_TASK REQUIREMENTS:_ Write out the entries below once more, exactly.

Saved entries
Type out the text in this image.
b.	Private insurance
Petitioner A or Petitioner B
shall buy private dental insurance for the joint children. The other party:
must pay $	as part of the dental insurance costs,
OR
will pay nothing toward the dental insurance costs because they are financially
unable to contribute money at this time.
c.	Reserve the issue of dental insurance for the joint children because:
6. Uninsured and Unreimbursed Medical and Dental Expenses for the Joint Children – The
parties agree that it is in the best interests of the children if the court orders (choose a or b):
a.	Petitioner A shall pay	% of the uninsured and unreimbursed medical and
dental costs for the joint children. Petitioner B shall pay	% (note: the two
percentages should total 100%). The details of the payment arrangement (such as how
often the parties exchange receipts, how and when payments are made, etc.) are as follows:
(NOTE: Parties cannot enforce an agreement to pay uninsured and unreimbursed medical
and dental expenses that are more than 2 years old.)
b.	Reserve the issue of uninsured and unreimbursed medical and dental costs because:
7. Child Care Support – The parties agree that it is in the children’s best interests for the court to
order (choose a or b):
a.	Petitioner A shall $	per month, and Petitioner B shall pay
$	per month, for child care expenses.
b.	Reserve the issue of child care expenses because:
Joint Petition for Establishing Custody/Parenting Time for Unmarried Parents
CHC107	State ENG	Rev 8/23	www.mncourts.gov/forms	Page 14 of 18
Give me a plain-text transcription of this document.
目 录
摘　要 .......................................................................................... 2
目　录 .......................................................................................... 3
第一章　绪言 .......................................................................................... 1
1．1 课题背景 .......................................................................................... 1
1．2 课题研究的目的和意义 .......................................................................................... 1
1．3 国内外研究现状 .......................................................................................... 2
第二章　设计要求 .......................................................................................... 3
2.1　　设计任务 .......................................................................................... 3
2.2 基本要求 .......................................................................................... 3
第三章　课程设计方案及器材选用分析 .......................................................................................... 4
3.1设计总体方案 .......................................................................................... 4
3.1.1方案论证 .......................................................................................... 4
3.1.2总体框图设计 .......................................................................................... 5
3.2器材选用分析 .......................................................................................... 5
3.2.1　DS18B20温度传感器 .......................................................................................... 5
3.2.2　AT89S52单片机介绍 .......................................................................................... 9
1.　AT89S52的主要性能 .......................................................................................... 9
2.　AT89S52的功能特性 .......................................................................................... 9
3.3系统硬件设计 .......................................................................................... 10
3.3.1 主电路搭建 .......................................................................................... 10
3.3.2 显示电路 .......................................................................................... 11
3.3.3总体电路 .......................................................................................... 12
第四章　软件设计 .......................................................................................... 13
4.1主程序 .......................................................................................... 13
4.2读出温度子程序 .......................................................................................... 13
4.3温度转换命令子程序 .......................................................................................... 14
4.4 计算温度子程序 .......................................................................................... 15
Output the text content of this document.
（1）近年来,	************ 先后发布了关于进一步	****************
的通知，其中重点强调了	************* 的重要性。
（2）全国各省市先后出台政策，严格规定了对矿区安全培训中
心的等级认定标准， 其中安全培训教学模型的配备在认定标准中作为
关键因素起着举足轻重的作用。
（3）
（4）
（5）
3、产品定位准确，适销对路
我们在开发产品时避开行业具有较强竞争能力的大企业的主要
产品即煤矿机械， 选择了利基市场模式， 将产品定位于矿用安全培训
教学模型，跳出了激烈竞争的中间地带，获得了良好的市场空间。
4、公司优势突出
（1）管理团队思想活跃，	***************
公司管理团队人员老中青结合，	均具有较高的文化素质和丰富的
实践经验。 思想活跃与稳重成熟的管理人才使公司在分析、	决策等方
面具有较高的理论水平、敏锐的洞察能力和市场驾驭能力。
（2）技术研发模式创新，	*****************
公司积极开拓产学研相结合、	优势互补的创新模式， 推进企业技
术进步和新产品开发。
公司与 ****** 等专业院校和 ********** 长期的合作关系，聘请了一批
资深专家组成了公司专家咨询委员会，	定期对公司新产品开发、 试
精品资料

_SOLUTION BELOW:_
Type out the text in this image.
b.	Private insurance
Petitioner A or Petitioner B
shall buy private dental insurance for the joint children. The other party:
must pay $	as part of the dental insurance costs,
OR
will pay nothing toward the dental insurance costs because they are financially
unable to contribute money at this time.
c.	Reserve the issue of dental insurance for the joint children because:
6. Uninsured and Unreimbursed Medical and Dental Expenses for the Joint Children – The
parties agree that it is in the best interests of the children if the court orders (choose a or b):
a.	Petitioner A shall pay	% of the uninsured and unreimbursed medical and
dental costs for the joint children. Petitioner B shall pay	% (note: the two
percentages should total 100%). The details of the payment arrangement (such as how
often the parties exchange receipts, how and when payments are made, etc.) are as follows:
(NOTE: Parties cannot enforce an agreement to pay uninsured and unreimbursed medical
and dental expenses that are more than 2 years old.)
b.	Reserve the issue of uninsured and unreimbursed medical and dental costs because:
7. Child Care Support – The parties agree that it is in the children’s best interests for the court to
order (choose a or b):
a.	Petitioner A shall $	per month, and Petitioner B shall pay
$	per month, for child care expenses.
b.	Reserve the issue of child care expenses because:
Joint Petition for Establishing Custody/Parenting Time for Unmarried Parents
CHC107	State ENG	Rev 8/23	www.mncourts.gov/forms	Page 14 of 18
Give me a plain-text transcription of this document.
目 录
摘　要 .......................................................................................... 2
目　录 .......................................................................................... 3
第一章　绪言 .......................................................................................... 1
1．1 课题背景 .......................................................................................... 1
1．2 课题研究的目的和意义 .......................................................................................... 1
1．3 国内外研究现状 .......................................................................................... 2
第二章　设计要求 .......................................................................................... 3
2.1　　设计任务 .......................................................................................... 3
2.2 基本要求 .......................................................................................... 3
第三章　课程设计方案及器材选用分析 .......................................................................................... 4
3.1设计总体方案 .......................................................................................... 4
3.1.1方案论证 .......................................................................................... 4
3.1.2总体框图设计 .......................................................................................... 5
3.2器材选用分析 .......................................................................................... 5
3.2.1　DS18B20温度传感器 .......................................................................................... 5
3.2.2　AT89S52单片机介绍 .......................................................................................... 9
1.　AT89S52的主要性能 .......................................................................................... 9
2.　AT89S52的功能特性 .......................................................................................... 9
3.3系统硬件设计 .......................................................................................... 10
3.3.1 主电路搭建 .......................................................................................... 10
3.3.2 显示电路 .......................................................................................... 11
3.3.3总体电路 .......................................................................................... 12
第四章　软件设计 .......................................................................................... 13
4.1主程序 .......................................................................................... 13
4.2读出温度子程序 .......................................................................................... 13
4.3温度转换命令子程序 .......................................................................................... 14
4.4 计算温度子程序 .......................................................................................... 15
Output the text content of this document.
（1）近年来,	************ 先后发布了关于进一步	****************
的通知，其中重点强调了	************* 的重要性。
（2）全国各省市先后出台政策，严格规定了对矿区安全培训中
心的等级认定标准， 其中安全培训教学模型的配备在认定标准中作为
关键因素起着举足轻重的作用。
（3）
（4）
（5）
3、产品定位准确，适销对路
我们在开发产品时避开行业具有较强竞争能力的大企业的主要
产品即煤矿机械， 选择了利基市场模式， 将产品定位于矿用安全培训
教学模型，跳出了激烈竞争的中间地带，获得了良好的市场空间。
4、公司优势突出
（1）管理团队思想活跃，	***************
公司管理团队人员老中青结合，	均具有较高的文化素质和丰富的
实践经验。 思想活跃与稳重成熟的管理人才使公司在分析、	决策等方
面具有较高的理论水平、敏锐的洞察能力和市场驾驭能力。
（2）技术研发模式创新，	*****************
公司积极开拓产学研相结合、	优势互补的创新模式， 推进企业技
术进步和新产品开发。
公司与 ****** 等专业院校和 ********** 长期的合作关系，聘请了一批
资深专家组成了公司专家咨询委员会，	定期对公司新产品开发、 试
精品资料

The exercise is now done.